Text:
Are Canadian Snowbirds About to Get Plucked by Obamacare?

Headed to the US for the next three or four months and concerned that the rules of Obamacare (Affordable Care Act—ACA) may affect your international private travel insurance? For now, no worries. Your travel insurance, bought in Canada, Britain, Australia, or elsewhere, is just as valid—and just as necessary—as always. Your travel insurance is there to cover unforeseen medical emergencies, pay your bills, and get you home as quickly and efficiently as possible. It is not intended to replace your comprehensive government health insurance.

Obamacare is intended to reform America’s domestic health care system; to make health insurance comprehensive and affordable to all US citizens and permanent residents; as well as to ensure that the uninsured become insured and are covered for all medically necessary services, preventive care, and pre-existing conditions, with no caps on annual or lifetime limits on services or costs. Obamacare is not available to foreign visitors on either short- or long-term bases.

To date, the initial impact of Obamacare has been felt mostly by individuals buying health insurance for the first time: millennials, people who are self-employed, or those who work for small businesses. Most Americans are covered by employer-sponsored plans whose benefits are quite good, but very expensive, and the employees generally share in those costs.

Related: Should Canadian Snowbirds Care about Obamacare?

For first-time buyers, “sticker shock” is a mild way to describe their reaction—even though government subsidies in the form of tax credits are available to help low-income applicants. Despite those subsidies, applicants are finding premiums and deductibles much higher than expected and they are also dismayed by the restrictions placed on their choice of physicians, hospitals, and other providers—which belies President Obama’s promise that if they like their doctor they can keep him/her, and if they like their existing health plan they can keep that too. It didn’t take long to shoot that promise down.

Excerpts from a dataset:
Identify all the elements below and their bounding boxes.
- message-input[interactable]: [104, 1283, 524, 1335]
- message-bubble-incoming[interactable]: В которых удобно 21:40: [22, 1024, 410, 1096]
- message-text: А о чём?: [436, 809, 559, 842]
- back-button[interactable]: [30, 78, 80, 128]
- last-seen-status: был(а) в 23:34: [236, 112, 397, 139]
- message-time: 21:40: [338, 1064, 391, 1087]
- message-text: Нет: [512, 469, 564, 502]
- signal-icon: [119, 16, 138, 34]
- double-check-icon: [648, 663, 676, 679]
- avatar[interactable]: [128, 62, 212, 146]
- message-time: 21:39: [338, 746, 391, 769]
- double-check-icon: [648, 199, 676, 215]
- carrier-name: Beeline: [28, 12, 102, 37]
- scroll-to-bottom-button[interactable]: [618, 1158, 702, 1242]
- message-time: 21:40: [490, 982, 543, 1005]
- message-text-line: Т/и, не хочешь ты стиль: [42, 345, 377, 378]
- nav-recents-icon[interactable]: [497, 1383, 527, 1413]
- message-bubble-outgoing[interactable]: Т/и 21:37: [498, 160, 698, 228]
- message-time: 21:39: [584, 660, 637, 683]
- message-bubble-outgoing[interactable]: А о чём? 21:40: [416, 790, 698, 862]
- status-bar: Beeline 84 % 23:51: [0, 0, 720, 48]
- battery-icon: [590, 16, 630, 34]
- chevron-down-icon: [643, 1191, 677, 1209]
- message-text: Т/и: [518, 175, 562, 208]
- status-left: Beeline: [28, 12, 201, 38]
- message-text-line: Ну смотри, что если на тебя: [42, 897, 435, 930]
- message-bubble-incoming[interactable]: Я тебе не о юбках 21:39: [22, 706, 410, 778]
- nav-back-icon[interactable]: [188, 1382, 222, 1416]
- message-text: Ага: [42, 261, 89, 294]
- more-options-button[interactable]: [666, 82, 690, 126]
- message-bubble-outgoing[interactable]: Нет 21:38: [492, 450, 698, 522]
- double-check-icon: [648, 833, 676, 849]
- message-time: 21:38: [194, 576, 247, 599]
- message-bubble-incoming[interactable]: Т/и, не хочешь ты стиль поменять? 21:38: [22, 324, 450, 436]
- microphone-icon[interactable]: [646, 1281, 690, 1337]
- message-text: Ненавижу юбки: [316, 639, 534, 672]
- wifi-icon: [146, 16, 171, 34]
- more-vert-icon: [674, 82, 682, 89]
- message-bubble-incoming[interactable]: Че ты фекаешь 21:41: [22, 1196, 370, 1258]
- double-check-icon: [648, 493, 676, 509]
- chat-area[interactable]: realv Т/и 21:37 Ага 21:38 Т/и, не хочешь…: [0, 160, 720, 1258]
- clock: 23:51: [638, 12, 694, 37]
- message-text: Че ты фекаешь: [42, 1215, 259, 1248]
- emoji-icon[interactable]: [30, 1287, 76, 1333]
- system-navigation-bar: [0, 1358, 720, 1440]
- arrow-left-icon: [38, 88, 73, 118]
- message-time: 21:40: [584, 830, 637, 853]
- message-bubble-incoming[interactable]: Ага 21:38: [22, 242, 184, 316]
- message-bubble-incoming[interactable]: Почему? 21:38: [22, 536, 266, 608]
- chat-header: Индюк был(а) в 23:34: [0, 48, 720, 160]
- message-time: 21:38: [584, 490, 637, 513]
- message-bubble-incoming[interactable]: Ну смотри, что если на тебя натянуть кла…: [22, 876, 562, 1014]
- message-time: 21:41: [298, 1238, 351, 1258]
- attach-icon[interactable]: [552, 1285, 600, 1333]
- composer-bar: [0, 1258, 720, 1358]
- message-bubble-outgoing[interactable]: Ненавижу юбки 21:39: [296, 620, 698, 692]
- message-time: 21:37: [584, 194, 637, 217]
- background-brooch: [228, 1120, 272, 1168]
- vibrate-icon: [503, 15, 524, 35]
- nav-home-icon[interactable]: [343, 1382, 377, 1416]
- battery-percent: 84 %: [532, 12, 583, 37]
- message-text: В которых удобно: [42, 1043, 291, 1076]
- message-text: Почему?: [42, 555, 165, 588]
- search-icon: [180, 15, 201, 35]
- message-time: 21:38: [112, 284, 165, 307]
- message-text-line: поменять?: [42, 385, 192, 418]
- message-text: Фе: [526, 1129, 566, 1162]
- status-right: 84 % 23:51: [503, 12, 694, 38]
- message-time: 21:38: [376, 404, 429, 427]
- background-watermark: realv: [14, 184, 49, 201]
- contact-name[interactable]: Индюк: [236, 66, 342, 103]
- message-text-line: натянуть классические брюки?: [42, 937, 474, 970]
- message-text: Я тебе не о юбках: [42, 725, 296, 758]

To do: Resume the article about Canadian snowbirds and Obamacare, picking up right after its final sentence. The records aren't needed for anything here.

Exercise response:
And then there is the “individual mandate,” which requires all US citizens and permanent residents (Green Card holders) living in the US to buy health insurance that provides the minimum essential coverage (MEC) spelled out in ACA’s rules. If not, they will pay a tax penalty.

And it’s those rules that should give visitors pause. Right now, the ACA mandates that all health insurers provide coverage for all medically necessary services, pre-existing conditions, pregnancy and birth, annual or periodic check-ups, and so on. If any of those rules seep into insurance brought into the US by foreign visitors, then international travel insurers and their clients (you) will have a problem.

In implementing the ACA, the IRS has a pivotal role in determining if a foreign visitor is a non-resident alien for tax purposes (in which case they would be exempt from the individual mandate requirement), or a Canadian waiting for the 240-day passport (back to square one on that), or if they meet the IRS’s “substantial presence” threshold (might need to contact Uncle Sam for that).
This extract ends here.